> _TASK DETAILS_: Omit all pictures. Copy the rest of the material exactly.

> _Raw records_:
[Begin]
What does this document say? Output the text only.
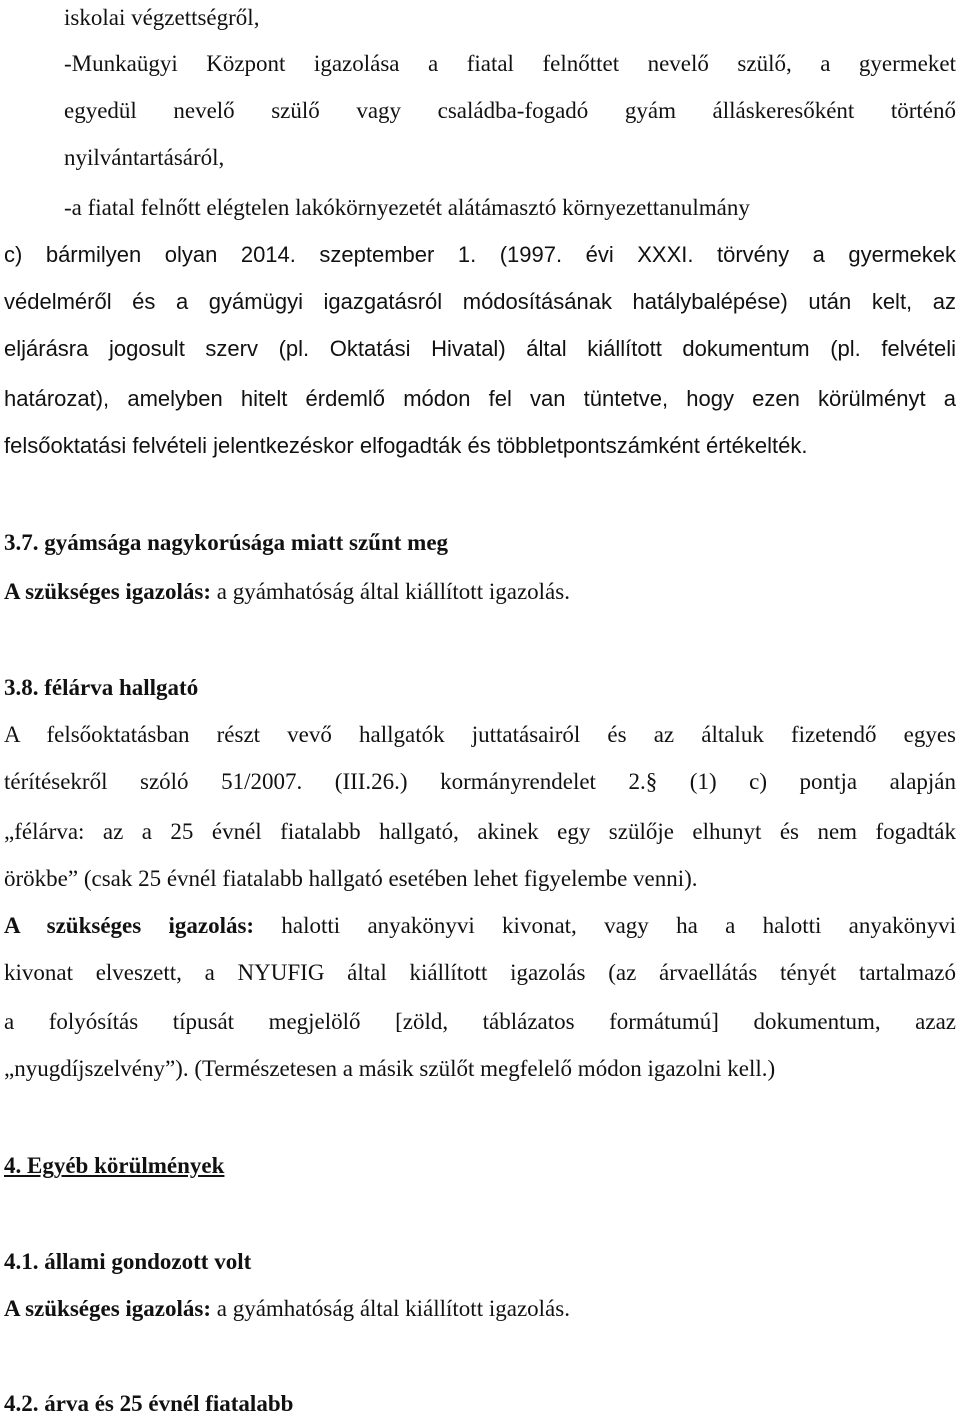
iskolai végzettségről,
-Munkaügyi Központ igazolása a fiatal felnőttet nevelő szülő, a gyermeket
egyedül nevelő szülő vagy családba-fogadó gyám álláskeresőként történő
nyilvántartásáról,
-a fiatal felnőtt elégtelen lakókörnyezetét alátámasztó környezettanulmány
c) bármilyen olyan 2014. szeptember 1. (1997. évi XXXI. törvény a gyermekek
védelméről és a gyámügyi igazgatásról módosításának hatálybalépése) után kelt, az
eljárásra jogosult szerv (pl. Oktatási Hivatal) által kiállított dokumentum (pl. felvételi
határozat), amelyben hitelt érdemlő módon fel van tüntetve, hogy ezen körülményt a
felsőoktatási felvételi jelentkezéskor elfogadták és többletpontszámként értékelték.
3.7. gyámsága nagykorúsága miatt szűnt meg
A szükséges igazolás: a gyámhatóság által kiállított igazolás.
3.8. félárva hallgató
A felsőoktatásban részt vevő hallgatók juttatásairól és az általuk fizetendő egyes
térítésekről szóló 51/2007. (III.26.) kormányrendelet 2.§ (1) c) pontja alapján
„félárva: az a 25 évnél fiatalabb hallgató, akinek egy szülője elhunyt és nem fogadták
örökbe” (csak 25 évnél fiatalabb hallgató esetében lehet figyelembe venni).
A szükséges igazolás: halotti anyakönyvi kivonat, vagy ha a halotti anyakönyvi
kivonat elveszett, a NYUFIG által kiállított igazolás (az árvaellátás tényét tartalmazó
a folyósítás típusát megjelölő [zöld, táblázatos formátumú] dokumentum, azaz
„nyugdíjszelvény”). (Természetesen a másik szülőt megfelelő módon igazolni kell.)
4. Egyéb körülmények
4.1. állami gondozott volt
A szükséges igazolás: a gyámhatóság által kiállított igazolás.
4.2. árva és 25 évnél fiatalabb
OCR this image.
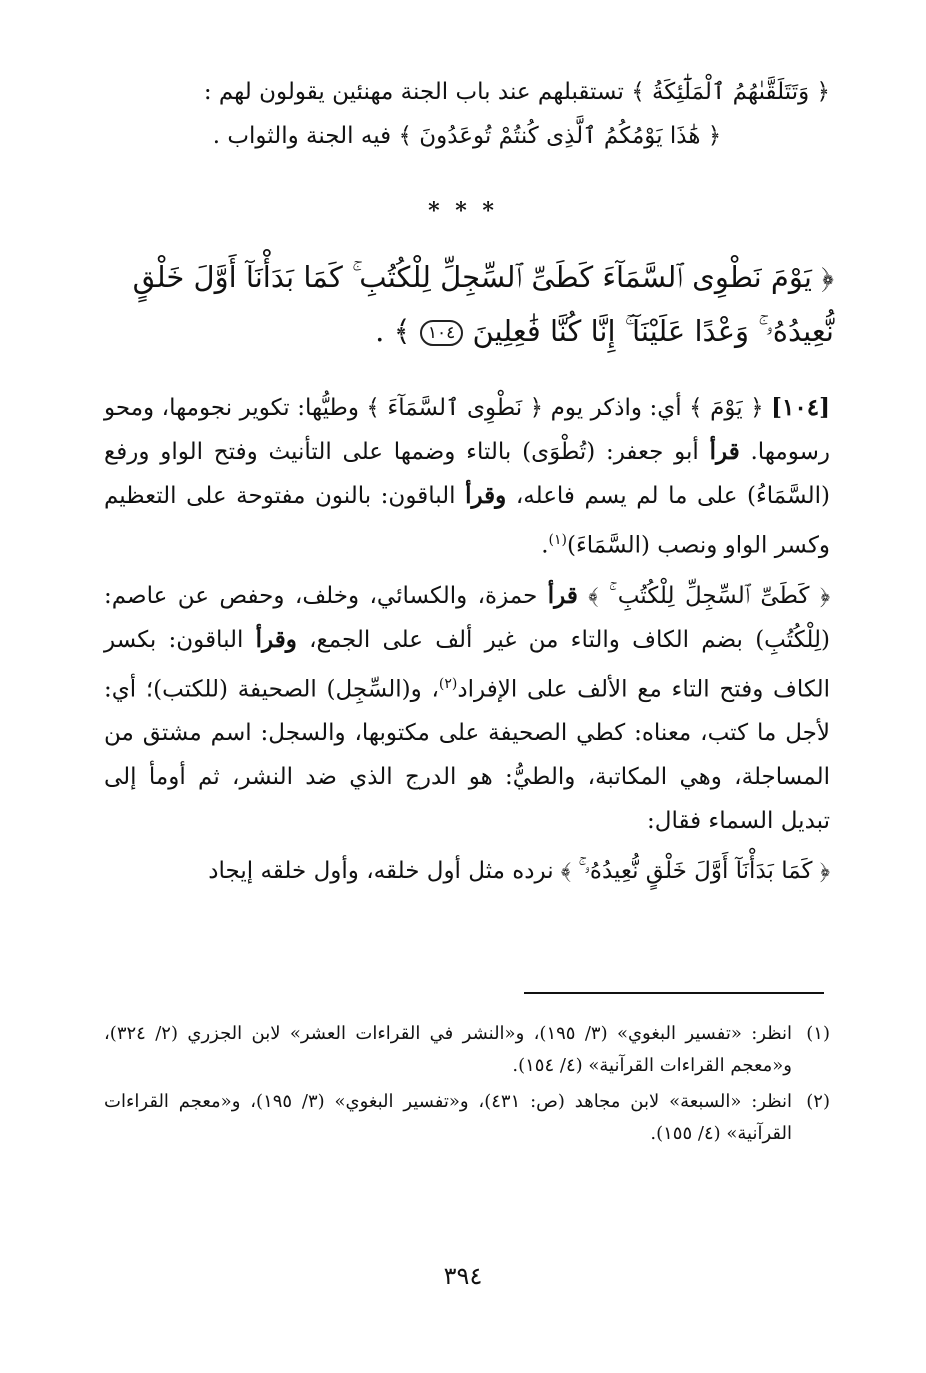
﴿ وَتَتَلَقَّىٰهُمُ ٱلْمَلَٰٓئِكَةُ ﴾ تستقبلهم عند باب الجنة مهنئين يقولون لهم :

﴿ هَٰذَا يَوْمُكُمُ ٱلَّذِى كُنتُمْ تُوعَدُونَ ﴾ فيه الجنة والثواب .

* * *

﴿ يَوْمَ نَطْوِى ٱلسَّمَآءَ كَطَىِّ ٱلسِّجِلِّ لِلْكُتُبِ ۚ كَمَا بَدَأْنَآ أَوَّلَ خَلْقٍ

نُّعِيدُهُۥ ۚ وَعْدًا عَلَيْنَآ ۚ إِنَّا كُنَّا فَٰعِلِينَ ١٠٤ ﴾ .

[١٠٤] ﴿ يَوْمَ ﴾ أي: واذكر يوم ﴿ نَطْوِى ٱلسَّمَآءَ ﴾ وطيُّها: تكوير نجومها، ومحو رسومها. قرأ أبو جعفر: (تُطْوَى) بالتاء وضمها على التأنيث وفتح الواو ورفع (السَّمَاءُ) على ما لم يسم فاعله، وقرأ الباقون: بالنون مفتوحة على التعظيم وكسر الواو ونصب (السَّمَاءَ)$^{(١)}$.

﴿ كَطَىِّ ٱلسِّجِلِّ لِلْكُتُبِ ۚ ﴾ قرأ حمزة، والكسائي، وخلف، وحفص عن عاصم: (لِلْكُتُبِ) بضم الكاف والتاء من غير ألف على الجمع، وقرأ الباقون: بكسر الكاف وفتح التاء مع الألف على الإفراد$^{(٢)}$، و(السِّجِل) الصحيفة (للكتب)؛ أي: لأجل ما كتب، معناه: كطي الصحيفة على مكتوبها، والسجل: اسم مشتق من المساجلة، وهي المكاتبة، والطيُّ: هو الدرج الذي ضد النشر، ثم أومأ إلى تبديل السماء فقال:

﴿ كَمَا بَدَأْنَآ أَوَّلَ خَلْقٍ نُّعِيدُهُۥ ۚ ﴾ نرده مثل أول خلقه، وأول خلقه إيجاد

(١)
انظر: «تفسير البغوي» (٣/ ١٩٥)، و«النشر في القراءات العشر» لابن الجزري (٢/ ٣٢٤)، و«معجم القراءات القرآنية» (٤/ ١٥٤).

(٢)
انظر: «السبعة» لابن مجاهد (ص: ٤٣١)، و«تفسير البغوي» (٣/ ١٩٥)، و«معجم القراءات القرآنية» (٤/ ١٥٥).

٣٩٤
[End]
> _RESULT OF THIS EXERCISE_:
What does this document say? Output the text only.
iskolai végzettségről,
-Munkaügyi Központ igazolása a fiatal felnőttet nevelő szülő, a gyermeket
egyedül nevelő szülő vagy családba-fogadó gyám álláskeresőként történő
nyilvántartásáról,
-a fiatal felnőtt elégtelen lakókörnyezetét alátámasztó környezettanulmány
c) bármilyen olyan 2014. szeptember 1. (1997. évi XXXI. törvény a gyermekek
védelméről és a gyámügyi igazgatásról módosításának hatálybalépése) után kelt, az
eljárásra jogosult szerv (pl. Oktatási Hivatal) által kiállított dokumentum (pl. felvételi
határozat), amelyben hitelt érdemlő módon fel van tüntetve, hogy ezen körülményt a
felsőoktatási felvételi jelentkezéskor elfogadták és többletpontszámként értékelték.
3.7. gyámsága nagykorúsága miatt szűnt meg
A szükséges igazolás: a gyámhatóság által kiállított igazolás.
3.8. félárva hallgató
A felsőoktatásban részt vevő hallgatók juttatásairól és az általuk fizetendő egyes
térítésekről szóló 51/2007. (III.26.) kormányrendelet 2.§ (1) c) pontja alapján
„félárva: az a 25 évnél fiatalabb hallgató, akinek egy szülője elhunyt és nem fogadták
örökbe” (csak 25 évnél fiatalabb hallgató esetében lehet figyelembe venni).
A szükséges igazolás: halotti anyakönyvi kivonat, vagy ha a halotti anyakönyvi
kivonat elveszett, a NYUFIG által kiállított igazolás (az árvaellátás tényét tartalmazó
a folyósítás típusát megjelölő [zöld, táblázatos formátumú] dokumentum, azaz
„nyugdíjszelvény”). (Természetesen a másik szülőt megfelelő módon igazolni kell.)
4. Egyéb körülmények
4.1. állami gondozott volt
A szükséges igazolás: a gyámhatóság által kiállított igazolás.
4.2. árva és 25 évnél fiatalabb
OCR this image.
﴿ وَتَتَلَقَّىٰهُمُ ٱلْمَلَٰٓئِكَةُ ﴾ تستقبلهم عند باب الجنة مهنئين يقولون لهم :

﴿ هَٰذَا يَوْمُكُمُ ٱلَّذِى كُنتُمْ تُوعَدُونَ ﴾ فيه الجنة والثواب .

* * *

﴿ يَوْمَ نَطْوِى ٱلسَّمَآءَ كَطَىِّ ٱلسِّجِلِّ لِلْكُتُبِ ۚ كَمَا بَدَأْنَآ أَوَّلَ خَلْقٍ

نُّعِيدُهُۥ ۚ وَعْدًا عَلَيْنَآ ۚ إِنَّا كُنَّا فَٰعِلِينَ ١٠٤ ﴾ .

[١٠٤] ﴿ يَوْمَ ﴾ أي: واذكر يوم ﴿ نَطْوِى ٱلسَّمَآءَ ﴾ وطيُّها: تكوير نجومها، ومحو رسومها. قرأ أبو جعفر: (تُطْوَى) بالتاء وضمها على التأنيث وفتح الواو ورفع (السَّمَاءُ) على ما لم يسم فاعله، وقرأ الباقون: بالنون مفتوحة على التعظيم وكسر الواو ونصب (السَّمَاءَ)$^{(١)}$.

﴿ كَطَىِّ ٱلسِّجِلِّ لِلْكُتُبِ ۚ ﴾ قرأ حمزة، والكسائي، وخلف، وحفص عن عاصم: (لِلْكُتُبِ) بضم الكاف والتاء من غير ألف على الجمع، وقرأ الباقون: بكسر الكاف وفتح التاء مع الألف على الإفراد$^{(٢)}$، و(السِّجِل) الصحيفة (للكتب)؛ أي: لأجل ما كتب، معناه: كطي الصحيفة على مكتوبها، والسجل: اسم مشتق من المساجلة، وهي المكاتبة، والطيُّ: هو الدرج الذي ضد النشر، ثم أومأ إلى تبديل السماء فقال:

﴿ كَمَا بَدَأْنَآ أَوَّلَ خَلْقٍ نُّعِيدُهُۥ ۚ ﴾ نرده مثل أول خلقه، وأول خلقه إيجاد

(١)
انظر: «تفسير البغوي» (٣/ ١٩٥)، و«النشر في القراءات العشر» لابن الجزري (٢/ ٣٢٤)، و«معجم القراءات القرآنية» (٤/ ١٥٤).

(٢)
انظر: «السبعة» لابن مجاهد (ص: ٤٣١)، و«تفسير البغوي» (٣/ ١٩٥)، و«معجم القراءات القرآنية» (٤/ ١٥٥).

٣٩٤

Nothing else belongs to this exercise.